• **Directions**:
Output all entries verbatim. Skip pictures.

• **Supplied data**:
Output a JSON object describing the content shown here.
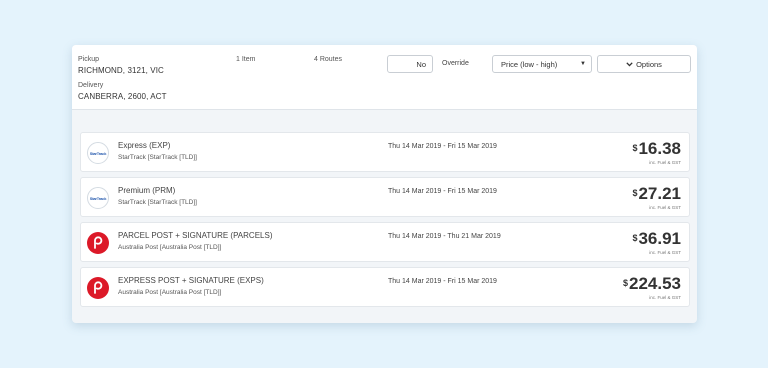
{
  "shipment": {
    "pickup_label": "Pickup",
    "pickup_value": "RICHMOND, 3121, VIC",
    "delivery_label": "Delivery",
    "delivery_value": "CANBERRA, 2600, ACT",
    "items_count": "1 Item",
    "routes_count": "4 Routes"
  },
  "controls": {
    "toggle_value": "No",
    "override_label": "Override",
    "sort_selected": "Price (low - high)",
    "options_label": "Options"
  },
  "routes": [
    {
      "service": "Express (EXP)",
      "carrier": "StarTrack [StarTrack [TLD]]",
      "dates": "Thu 14 Mar 2019 - Fri 15 Mar 2019",
      "currency": "$",
      "price": "16.38",
      "tax_note": "inc. Fuel & GST",
      "logo": "startrack-logo-icon"
    },
    {
      "service": "Premium (PRM)",
      "carrier": "StarTrack [StarTrack [TLD]]",
      "dates": "Thu 14 Mar 2019 - Fri 15 Mar 2019",
      "currency": "$",
      "price": "27.21",
      "tax_note": "inc. Fuel & GST",
      "logo": "startrack-logo-icon"
    },
    {
      "service": "PARCEL POST + SIGNATURE (PARCELS)",
      "carrier": "Australia Post [Australia Post [TLD]]",
      "dates": "Thu 14 Mar 2019 - Thu 21 Mar 2019",
      "currency": "$",
      "price": "36.91",
      "tax_note": "inc. Fuel & GST",
      "logo": "australia-post-logo-icon"
    },
    {
      "service": "EXPRESS POST + SIGNATURE (EXPS)",
      "carrier": "Australia Post [Australia Post [TLD]]",
      "dates": "Thu 14 Mar 2019 - Fri 15 Mar 2019",
      "currency": "$",
      "price": "224.53",
      "tax_note": "inc. Fuel & GST",
      "logo": "australia-post-logo-icon"
    }
  ],
  "colors": {
    "background": "#e4f3fc",
    "australia_post_red": "#dc1928",
    "startrack_blue": "#2a5db0"
  }
}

• **Task result**:
Output a JSON object describing the content shown here.
{
  "shipment": {
    "pickup_label": "Pickup",
    "pickup_value": "RICHMOND, 3121, VIC",
    "delivery_label": "Delivery",
    "delivery_value": "CANBERRA, 2600, ACT",
    "items_count": "1 Item",
    "routes_count": "4 Routes"
  },
  "controls": {
    "toggle_value": "No",
    "override_label": "Override",
    "sort_selected": "Price (low - high)",
    "options_label": "Options"
  },
  "routes": [
    {
      "service": "Express (EXP)",
      "carrier": "StarTrack [StarTrack [TLD]]",
      "dates": "Thu 14 Mar 2019 - Fri 15 Mar 2019",
      "currency": "$",
      "price": "16.38",
      "tax_note": "inc. Fuel & GST",
      "logo": "startrack-logo-icon"
    },
    {
      "service": "Premium (PRM)",
      "carrier": "StarTrack [StarTrack [TLD]]",
      "dates": "Thu 14 Mar 2019 - Fri 15 Mar 2019",
      "currency": "$",
      "price": "27.21",
      "tax_note": "inc. Fuel & GST",
      "logo": "startrack-logo-icon"
    },
    {
      "service": "PARCEL POST + SIGNATURE (PARCELS)",
      "carrier": "Australia Post [Australia Post [TLD]]",
      "dates": "Thu 14 Mar 2019 - Thu 21 Mar 2019",
      "currency": "$",
      "price": "36.91",
      "tax_note": "inc. Fuel & GST",
      "logo": "australia-post-logo-icon"
    },
    {
      "service": "EXPRESS POST + SIGNATURE (EXPS)",
      "carrier": "Australia Post [Australia Post [TLD]]",
      "dates": "Thu 14 Mar 2019 - Fri 15 Mar 2019",
      "currency": "$",
      "price": "224.53",
      "tax_note": "inc. Fuel & GST",
      "logo": "australia-post-logo-icon"
    }
  ],
  "colors": {
    "background": "#e4f3fc",
    "australia_post_red": "#dc1928",
    "startrack_blue": "#2a5db0"
  }
}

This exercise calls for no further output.